> **Task prompt**:
Drop the images; return everything else in the listing below exactly.

-- Start Task inputs --

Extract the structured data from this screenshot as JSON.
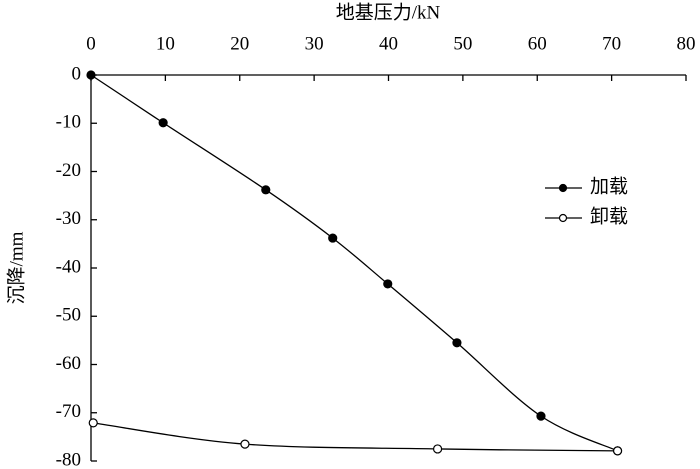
{
  "chart_data": {
    "type": "line",
    "x_label": "地基压力/kN",
    "y_label": "沉降/mm",
    "xlim": [
      0,
      80
    ],
    "xticks": [
      0,
      10,
      20,
      30,
      40,
      50,
      60,
      70,
      80
    ],
    "ylim": [
      -80,
      0
    ],
    "yticks": [
      0,
      -10,
      -20,
      -30,
      -40,
      -50,
      -60,
      -70,
      -80
    ],
    "legend": "right",
    "series": [
      {
        "name": "加载",
        "color": "#000000",
        "marker": "filled",
        "x": [
          0,
          9.7,
          23.5,
          32.5,
          39.9,
          49.2,
          60.5,
          70.8
        ],
        "values": [
          0,
          -9.9,
          -23.8,
          -33.8,
          -43.3,
          -55.5,
          -70.7,
          -77.9
        ]
      },
      {
        "name": "卸载",
        "color": "#000000",
        "marker": "open",
        "x": [
          0.3,
          20.7,
          46.6,
          70.8
        ],
        "values": [
          -72.1,
          -76.5,
          -77.5,
          -77.9
        ]
      }
    ]
  }
}
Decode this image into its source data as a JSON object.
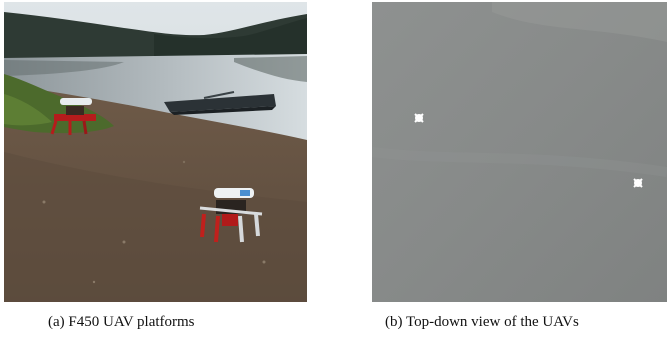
{
  "figure": {
    "subfigures": [
      {
        "id": "a",
        "caption": "(a) F450 UAV platforms",
        "image": "lakeside-photo-with-two-quadcopters"
      },
      {
        "id": "b",
        "caption": "(b) Top-down view of the UAVs",
        "image": "aerial-grey-view-with-two-uav-markers"
      }
    ]
  }
}
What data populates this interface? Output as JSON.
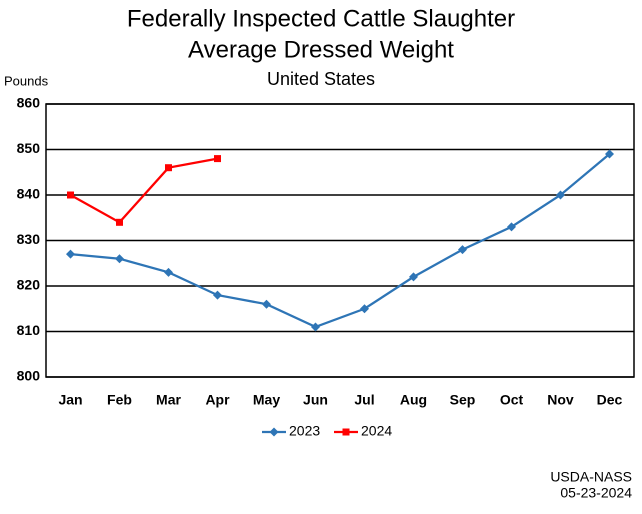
{
  "chart_data": {
    "type": "line",
    "title": [
      "Federally Inspected Cattle Slaughter",
      "Average Dressed Weight"
    ],
    "subtitle": "United States",
    "y_label": "Pounds",
    "categories": [
      "Jan",
      "Feb",
      "Mar",
      "Apr",
      "May",
      "Jun",
      "Jul",
      "Aug",
      "Sep",
      "Oct",
      "Nov",
      "Dec"
    ],
    "series": [
      {
        "name": "2023",
        "color": "#2e75b6",
        "marker": "diamond",
        "values": [
          827,
          826,
          823,
          818,
          816,
          811,
          815,
          822,
          828,
          833,
          840,
          849
        ]
      },
      {
        "name": "2024",
        "color": "#ff0000",
        "marker": "square",
        "values": [
          840,
          834,
          846,
          848,
          null,
          null,
          null,
          null,
          null,
          null,
          null,
          null
        ]
      }
    ],
    "ylim": [
      800,
      860
    ],
    "yticks": [
      800,
      810,
      820,
      830,
      840,
      850,
      860
    ],
    "grid": true,
    "legend": "bottom",
    "source": [
      "USDA-NASS",
      "05-23-2024"
    ]
  }
}
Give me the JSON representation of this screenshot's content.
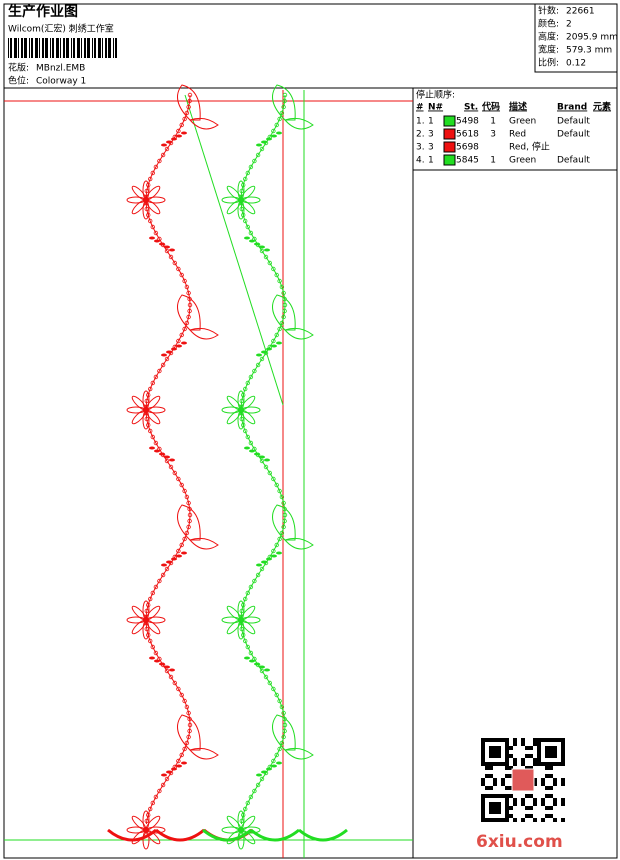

-- End Task inputs --

> **Finished task**:
Extract the structured data from this screenshot as JSON.
{
  "chart_data": {
    "type": "line",
    "x_label": "地基压力/kN",
    "y_label": "沉降/mm",
    "xlim": [
      0,
      80
    ],
    "xticks": [
      0,
      10,
      20,
      30,
      40,
      50,
      60,
      70,
      80
    ],
    "ylim": [
      -80,
      0
    ],
    "yticks": [
      0,
      -10,
      -20,
      -30,
      -40,
      -50,
      -60,
      -70,
      -80
    ],
    "legend": "right",
    "series": [
      {
        "name": "加载",
        "color": "#000000",
        "marker": "filled",
        "x": [
          0,
          9.7,
          23.5,
          32.5,
          39.9,
          49.2,
          60.5,
          70.8
        ],
        "values": [
          0,
          -9.9,
          -23.8,
          -33.8,
          -43.3,
          -55.5,
          -70.7,
          -77.9
        ]
      },
      {
        "name": "卸载",
        "color": "#000000",
        "marker": "open",
        "x": [
          0.3,
          20.7,
          46.6,
          70.8
        ],
        "values": [
          -72.1,
          -76.5,
          -77.5,
          -77.9
        ]
      }
    ]
  }
}
Decode this image into its source data as a JSON object.
{
  "figure": {
    "subfigures": [
      {
        "id": "a",
        "caption": "(a) F450 UAV platforms",
        "image": "lakeside-photo-with-two-quadcopters"
      },
      {
        "id": "b",
        "caption": "(b) Top-down view of the UAVs",
        "image": "aerial-grey-view-with-two-uav-markers"
      }
    ]
  }
}
What data populates this interface? Output as JSON.
{
  "chart_data": {
    "type": "line",
    "title": [
      "Federally Inspected Cattle Slaughter",
      "Average Dressed Weight"
    ],
    "subtitle": "United States",
    "y_label": "Pounds",
    "categories": [
      "Jan",
      "Feb",
      "Mar",
      "Apr",
      "May",
      "Jun",
      "Jul",
      "Aug",
      "Sep",
      "Oct",
      "Nov",
      "Dec"
    ],
    "series": [
      {
        "name": "2023",
        "color": "#2e75b6",
        "marker": "diamond",
        "values": [
          827,
          826,
          823,
          818,
          816,
          811,
          815,
          822,
          828,
          833,
          840,
          849
        ]
      },
      {
        "name": "2024",
        "color": "#ff0000",
        "marker": "square",
        "values": [
          840,
          834,
          846,
          848,
          null,
          null,
          null,
          null,
          null,
          null,
          null,
          null
        ]
      }
    ],
    "ylim": [
      800,
      860
    ],
    "yticks": [
      800,
      810,
      820,
      830,
      840,
      850,
      860
    ],
    "grid": true,
    "legend": "bottom",
    "source": [
      "USDA-NASS",
      "05-23-2024"
    ]
  }
}
Give me the JSON representation of this screenshot's content.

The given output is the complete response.